** START OF Supplied records **

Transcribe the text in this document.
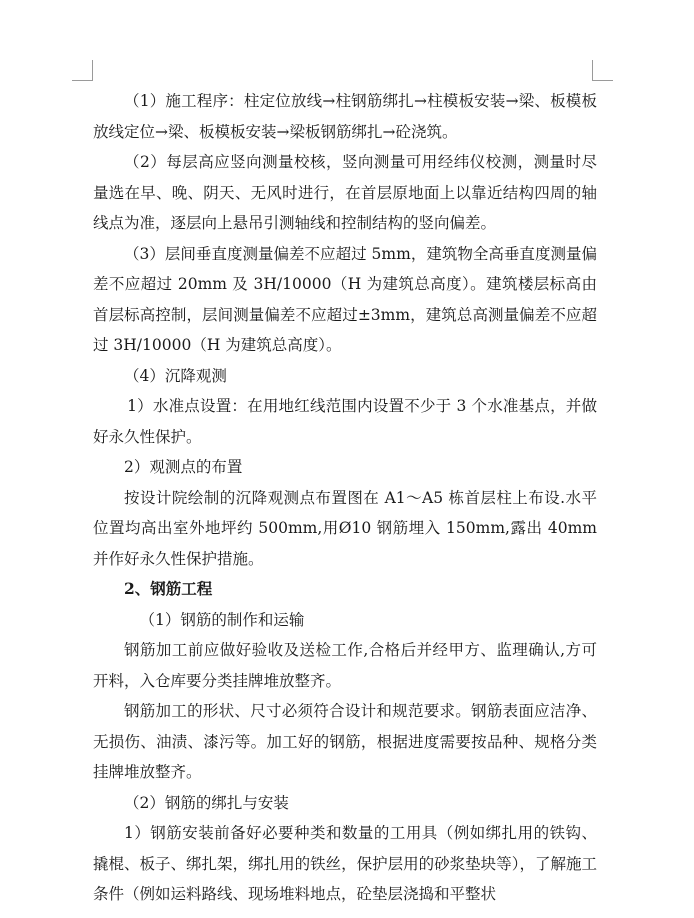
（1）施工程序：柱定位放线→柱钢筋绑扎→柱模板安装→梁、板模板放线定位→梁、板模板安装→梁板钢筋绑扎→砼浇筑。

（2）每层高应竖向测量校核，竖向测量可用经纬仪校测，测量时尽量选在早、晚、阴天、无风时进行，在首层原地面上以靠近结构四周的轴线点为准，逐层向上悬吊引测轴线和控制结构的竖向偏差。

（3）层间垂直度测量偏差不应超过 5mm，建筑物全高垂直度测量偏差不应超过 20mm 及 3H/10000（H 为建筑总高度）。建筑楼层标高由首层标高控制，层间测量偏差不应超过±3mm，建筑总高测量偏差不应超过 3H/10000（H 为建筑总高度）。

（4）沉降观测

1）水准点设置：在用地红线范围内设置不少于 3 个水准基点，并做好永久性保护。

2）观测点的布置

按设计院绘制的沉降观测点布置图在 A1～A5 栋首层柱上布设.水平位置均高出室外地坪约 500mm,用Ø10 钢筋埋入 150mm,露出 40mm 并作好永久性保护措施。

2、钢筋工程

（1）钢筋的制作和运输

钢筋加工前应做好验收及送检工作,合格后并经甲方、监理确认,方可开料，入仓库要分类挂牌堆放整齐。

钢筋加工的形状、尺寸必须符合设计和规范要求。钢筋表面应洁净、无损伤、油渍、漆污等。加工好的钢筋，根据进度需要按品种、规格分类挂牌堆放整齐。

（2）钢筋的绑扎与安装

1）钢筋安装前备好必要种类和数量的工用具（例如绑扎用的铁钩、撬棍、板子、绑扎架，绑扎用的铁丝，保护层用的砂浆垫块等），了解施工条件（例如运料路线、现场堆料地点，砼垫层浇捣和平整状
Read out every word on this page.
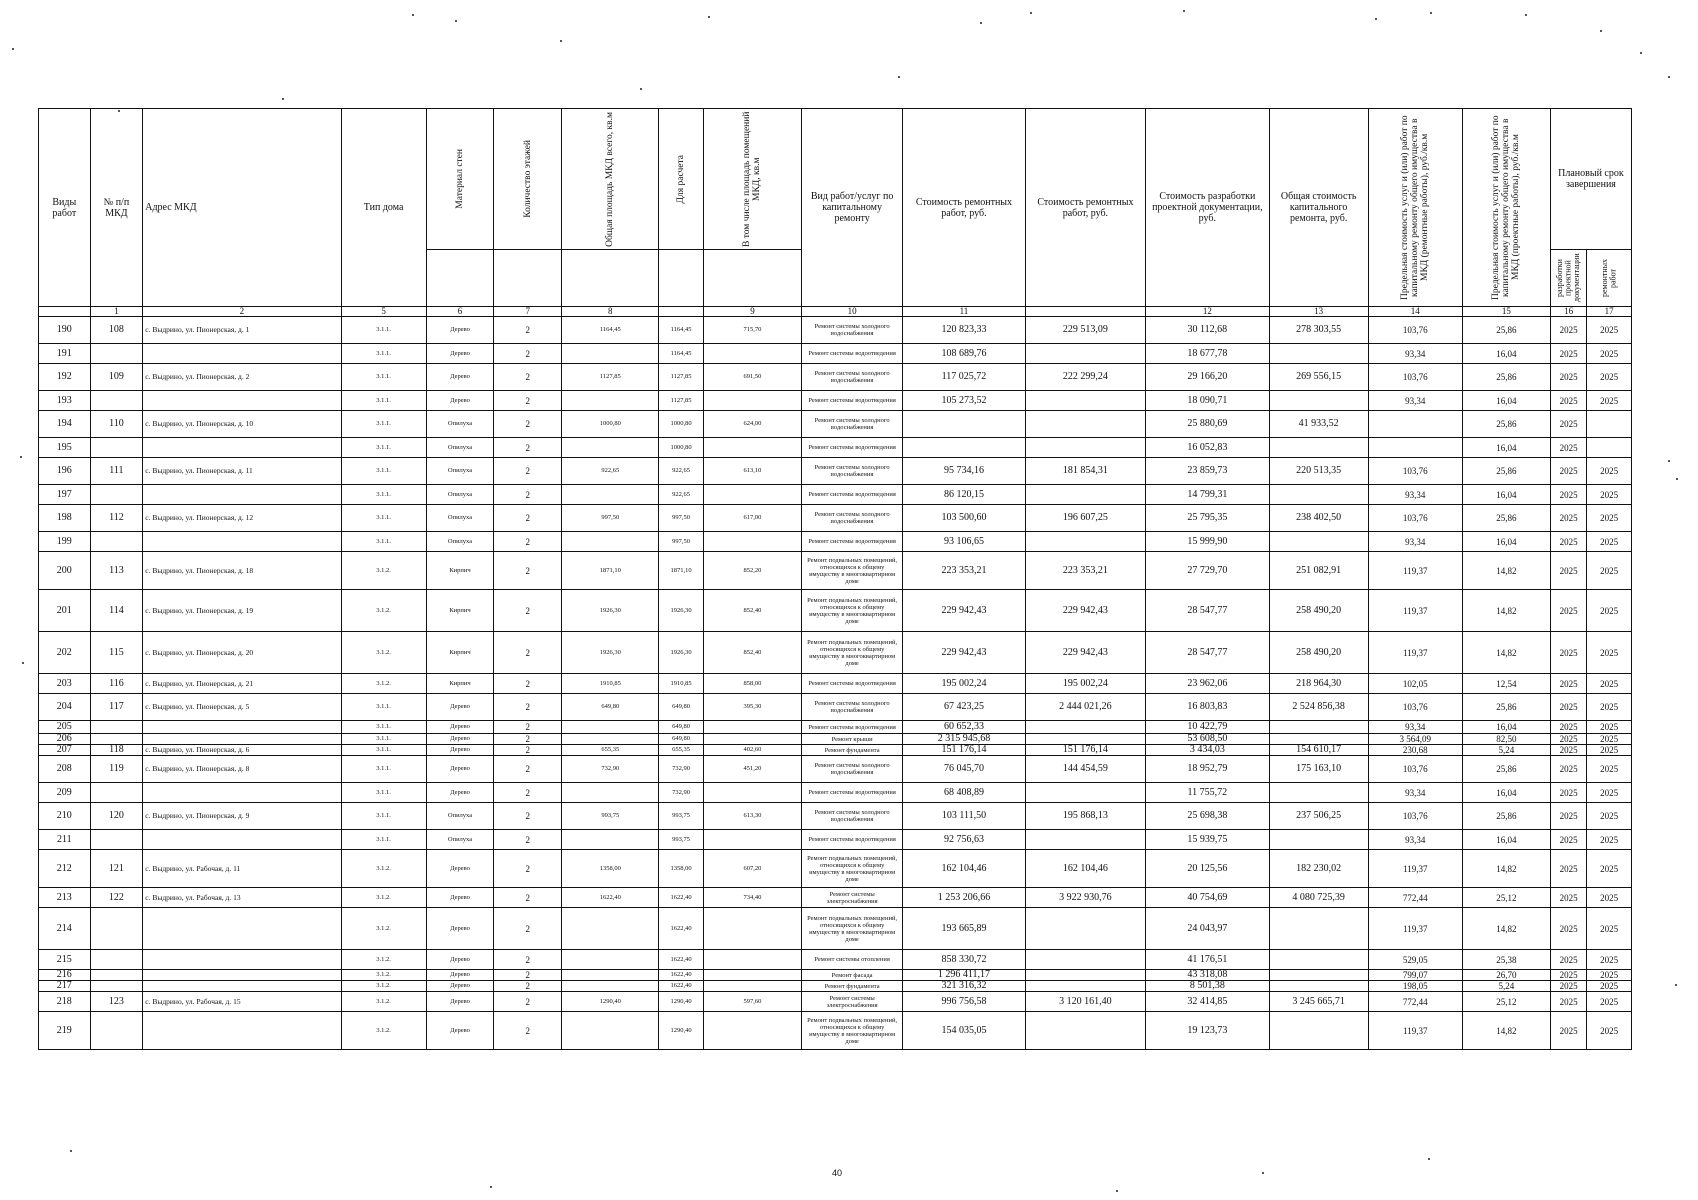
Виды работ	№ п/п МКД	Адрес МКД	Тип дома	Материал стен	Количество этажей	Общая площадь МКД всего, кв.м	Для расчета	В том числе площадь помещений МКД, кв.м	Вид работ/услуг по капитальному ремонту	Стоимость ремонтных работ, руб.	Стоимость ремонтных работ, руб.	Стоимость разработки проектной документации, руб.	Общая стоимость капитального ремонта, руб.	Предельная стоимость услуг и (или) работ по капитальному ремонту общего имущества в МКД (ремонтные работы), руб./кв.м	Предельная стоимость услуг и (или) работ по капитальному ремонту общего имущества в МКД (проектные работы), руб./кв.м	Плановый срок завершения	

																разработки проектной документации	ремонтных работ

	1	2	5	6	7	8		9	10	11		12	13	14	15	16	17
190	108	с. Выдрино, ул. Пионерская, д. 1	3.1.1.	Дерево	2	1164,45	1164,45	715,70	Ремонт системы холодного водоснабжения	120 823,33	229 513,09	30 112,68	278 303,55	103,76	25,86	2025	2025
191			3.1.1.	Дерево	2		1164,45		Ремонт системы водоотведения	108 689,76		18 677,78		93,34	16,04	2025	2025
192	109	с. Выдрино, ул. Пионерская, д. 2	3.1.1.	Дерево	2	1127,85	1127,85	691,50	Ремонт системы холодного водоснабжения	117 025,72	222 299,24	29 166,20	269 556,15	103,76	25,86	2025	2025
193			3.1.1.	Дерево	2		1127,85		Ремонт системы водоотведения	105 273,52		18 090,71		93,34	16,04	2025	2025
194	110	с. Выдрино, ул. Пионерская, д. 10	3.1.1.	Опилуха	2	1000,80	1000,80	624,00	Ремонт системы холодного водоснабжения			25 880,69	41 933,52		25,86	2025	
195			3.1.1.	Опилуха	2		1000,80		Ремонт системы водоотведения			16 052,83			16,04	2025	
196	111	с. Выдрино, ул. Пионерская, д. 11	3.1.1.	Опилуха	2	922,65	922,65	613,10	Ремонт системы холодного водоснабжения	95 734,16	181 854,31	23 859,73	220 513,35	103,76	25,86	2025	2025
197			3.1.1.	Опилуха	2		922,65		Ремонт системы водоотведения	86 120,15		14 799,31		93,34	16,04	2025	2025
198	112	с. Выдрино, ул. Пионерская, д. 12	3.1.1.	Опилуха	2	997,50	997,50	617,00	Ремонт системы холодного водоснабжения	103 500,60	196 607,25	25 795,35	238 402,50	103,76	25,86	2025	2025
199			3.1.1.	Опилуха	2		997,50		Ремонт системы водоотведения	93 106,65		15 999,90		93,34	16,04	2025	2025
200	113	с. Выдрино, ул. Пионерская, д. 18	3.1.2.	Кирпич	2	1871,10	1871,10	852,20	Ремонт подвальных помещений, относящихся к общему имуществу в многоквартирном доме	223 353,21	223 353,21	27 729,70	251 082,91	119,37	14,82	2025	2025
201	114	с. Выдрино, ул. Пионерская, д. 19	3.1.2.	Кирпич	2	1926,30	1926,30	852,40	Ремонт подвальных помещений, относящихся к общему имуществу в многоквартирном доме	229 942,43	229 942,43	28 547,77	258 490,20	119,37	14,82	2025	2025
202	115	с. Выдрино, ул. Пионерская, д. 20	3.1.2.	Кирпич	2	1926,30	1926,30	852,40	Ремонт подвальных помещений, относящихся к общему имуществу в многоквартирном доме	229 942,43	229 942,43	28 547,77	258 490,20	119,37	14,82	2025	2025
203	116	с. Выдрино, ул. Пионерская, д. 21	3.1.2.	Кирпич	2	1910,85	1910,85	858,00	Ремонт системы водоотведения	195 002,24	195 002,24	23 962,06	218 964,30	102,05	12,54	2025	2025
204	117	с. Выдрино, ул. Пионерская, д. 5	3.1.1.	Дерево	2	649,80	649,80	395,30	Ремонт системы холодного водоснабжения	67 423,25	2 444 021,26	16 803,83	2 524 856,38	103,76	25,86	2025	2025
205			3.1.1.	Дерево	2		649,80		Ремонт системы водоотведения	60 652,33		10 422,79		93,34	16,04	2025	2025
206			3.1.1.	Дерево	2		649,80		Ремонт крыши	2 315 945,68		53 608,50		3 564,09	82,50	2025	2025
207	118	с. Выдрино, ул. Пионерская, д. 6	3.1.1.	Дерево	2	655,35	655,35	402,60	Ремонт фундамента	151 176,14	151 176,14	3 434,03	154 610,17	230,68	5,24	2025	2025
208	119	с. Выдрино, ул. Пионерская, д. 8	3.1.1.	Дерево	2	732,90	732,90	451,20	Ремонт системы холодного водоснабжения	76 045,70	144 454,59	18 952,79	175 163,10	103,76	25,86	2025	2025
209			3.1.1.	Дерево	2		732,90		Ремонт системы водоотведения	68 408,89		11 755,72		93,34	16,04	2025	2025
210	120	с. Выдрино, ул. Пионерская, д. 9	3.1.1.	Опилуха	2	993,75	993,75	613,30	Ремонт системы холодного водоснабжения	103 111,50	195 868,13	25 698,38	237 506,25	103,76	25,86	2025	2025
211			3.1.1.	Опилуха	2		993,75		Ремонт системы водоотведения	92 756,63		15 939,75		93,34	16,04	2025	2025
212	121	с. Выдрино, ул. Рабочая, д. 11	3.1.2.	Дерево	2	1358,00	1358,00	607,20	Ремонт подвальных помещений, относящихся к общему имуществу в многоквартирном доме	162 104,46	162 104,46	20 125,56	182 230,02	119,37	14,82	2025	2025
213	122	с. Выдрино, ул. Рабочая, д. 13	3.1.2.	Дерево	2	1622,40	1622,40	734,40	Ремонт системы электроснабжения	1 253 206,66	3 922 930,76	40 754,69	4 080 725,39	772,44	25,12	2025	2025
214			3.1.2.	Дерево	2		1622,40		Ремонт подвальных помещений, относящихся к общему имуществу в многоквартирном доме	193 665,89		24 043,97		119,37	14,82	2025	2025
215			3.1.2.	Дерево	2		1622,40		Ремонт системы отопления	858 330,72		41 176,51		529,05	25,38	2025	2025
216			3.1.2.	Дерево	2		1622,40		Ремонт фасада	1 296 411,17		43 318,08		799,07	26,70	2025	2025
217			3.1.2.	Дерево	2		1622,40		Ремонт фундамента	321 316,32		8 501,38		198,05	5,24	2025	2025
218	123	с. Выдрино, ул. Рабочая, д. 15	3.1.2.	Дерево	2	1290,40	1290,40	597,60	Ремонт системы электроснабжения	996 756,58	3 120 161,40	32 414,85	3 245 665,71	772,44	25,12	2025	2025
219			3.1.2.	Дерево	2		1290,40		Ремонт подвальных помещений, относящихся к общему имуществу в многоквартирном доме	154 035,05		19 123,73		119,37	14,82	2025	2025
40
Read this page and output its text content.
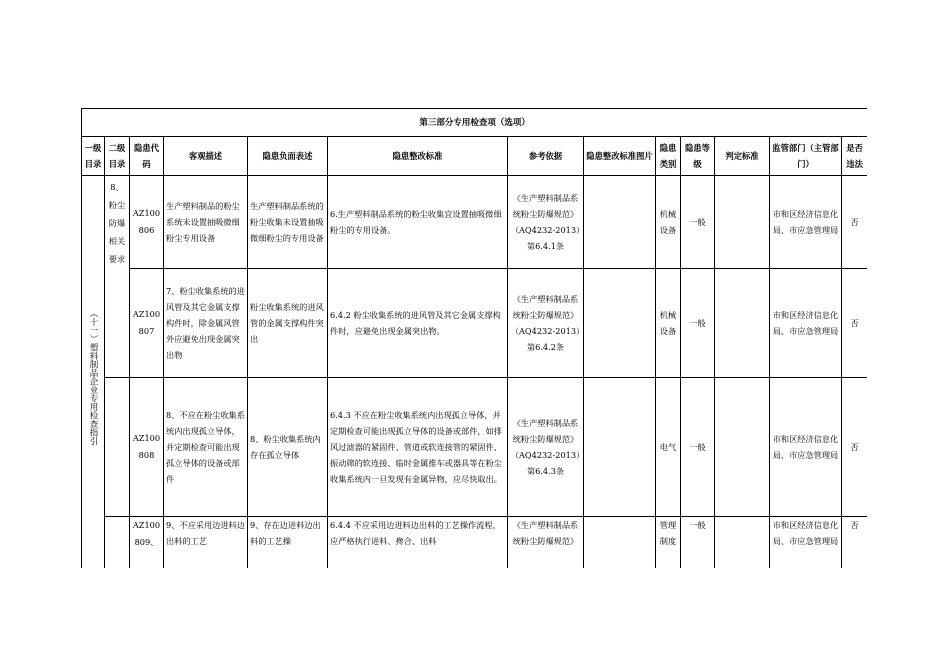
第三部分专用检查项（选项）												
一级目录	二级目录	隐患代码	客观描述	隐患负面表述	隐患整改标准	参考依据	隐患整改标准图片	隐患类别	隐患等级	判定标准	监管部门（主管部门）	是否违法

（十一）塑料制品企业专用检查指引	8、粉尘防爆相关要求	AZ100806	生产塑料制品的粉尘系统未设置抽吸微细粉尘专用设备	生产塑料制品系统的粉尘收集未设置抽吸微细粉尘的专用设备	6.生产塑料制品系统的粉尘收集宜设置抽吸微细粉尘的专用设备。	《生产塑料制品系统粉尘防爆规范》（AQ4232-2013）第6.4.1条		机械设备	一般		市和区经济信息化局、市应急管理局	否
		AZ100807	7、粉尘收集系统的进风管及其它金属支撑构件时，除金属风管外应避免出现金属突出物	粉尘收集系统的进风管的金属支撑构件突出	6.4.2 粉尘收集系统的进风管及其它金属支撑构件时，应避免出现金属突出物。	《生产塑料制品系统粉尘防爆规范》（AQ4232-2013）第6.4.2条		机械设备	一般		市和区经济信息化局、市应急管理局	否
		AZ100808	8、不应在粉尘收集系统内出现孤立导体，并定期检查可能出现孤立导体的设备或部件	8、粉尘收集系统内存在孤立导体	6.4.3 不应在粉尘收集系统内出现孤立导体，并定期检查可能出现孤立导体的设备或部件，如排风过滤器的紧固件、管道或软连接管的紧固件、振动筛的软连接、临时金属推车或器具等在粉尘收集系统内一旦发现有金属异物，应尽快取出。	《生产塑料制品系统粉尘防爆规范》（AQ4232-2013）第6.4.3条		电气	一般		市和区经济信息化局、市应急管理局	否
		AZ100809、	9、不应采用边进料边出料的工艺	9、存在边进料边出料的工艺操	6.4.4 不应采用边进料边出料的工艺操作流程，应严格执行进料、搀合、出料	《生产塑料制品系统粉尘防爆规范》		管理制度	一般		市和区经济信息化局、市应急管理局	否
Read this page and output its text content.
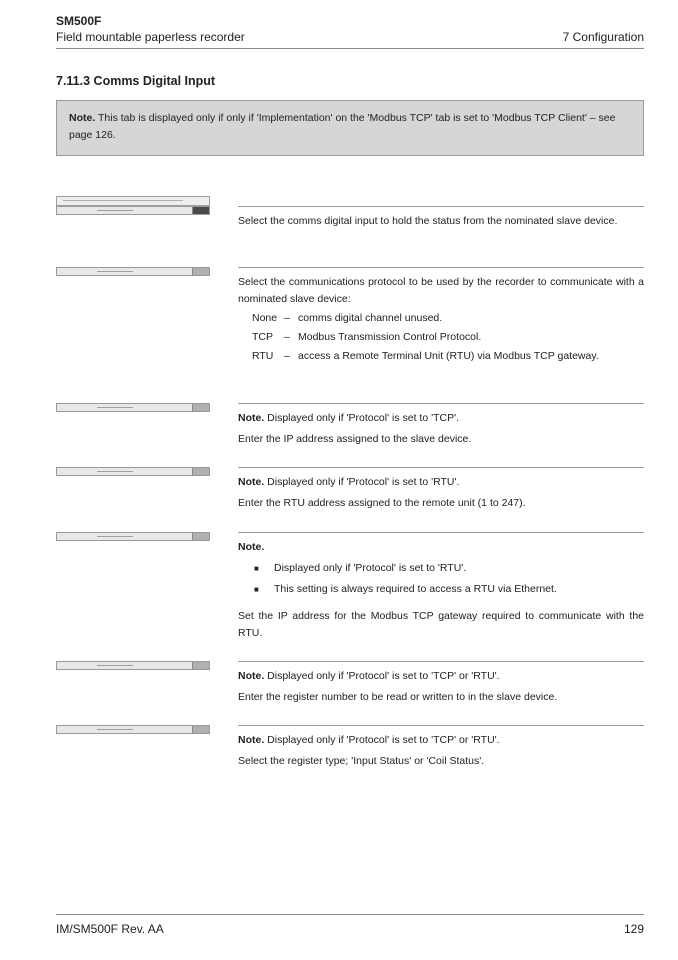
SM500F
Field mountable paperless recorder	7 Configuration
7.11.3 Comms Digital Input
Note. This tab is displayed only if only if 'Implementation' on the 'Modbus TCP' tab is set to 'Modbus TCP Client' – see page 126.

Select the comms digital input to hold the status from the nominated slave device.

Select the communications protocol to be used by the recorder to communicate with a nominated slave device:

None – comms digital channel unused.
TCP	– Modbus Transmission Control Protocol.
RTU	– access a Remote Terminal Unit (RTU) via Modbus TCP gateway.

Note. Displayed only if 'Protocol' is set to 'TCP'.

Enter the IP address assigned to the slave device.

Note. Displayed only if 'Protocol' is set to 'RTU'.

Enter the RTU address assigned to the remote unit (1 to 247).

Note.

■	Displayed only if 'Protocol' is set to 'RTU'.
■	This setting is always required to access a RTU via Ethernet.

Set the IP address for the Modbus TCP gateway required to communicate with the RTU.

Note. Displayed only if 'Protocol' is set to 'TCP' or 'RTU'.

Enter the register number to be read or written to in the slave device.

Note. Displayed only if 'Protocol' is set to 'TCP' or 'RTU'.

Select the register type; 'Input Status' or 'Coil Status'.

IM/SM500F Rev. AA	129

** END OF Supplied records **

* The problem:
Only the number is needed here: how many lines of the records contain "nominated"?

* Result for this task:
2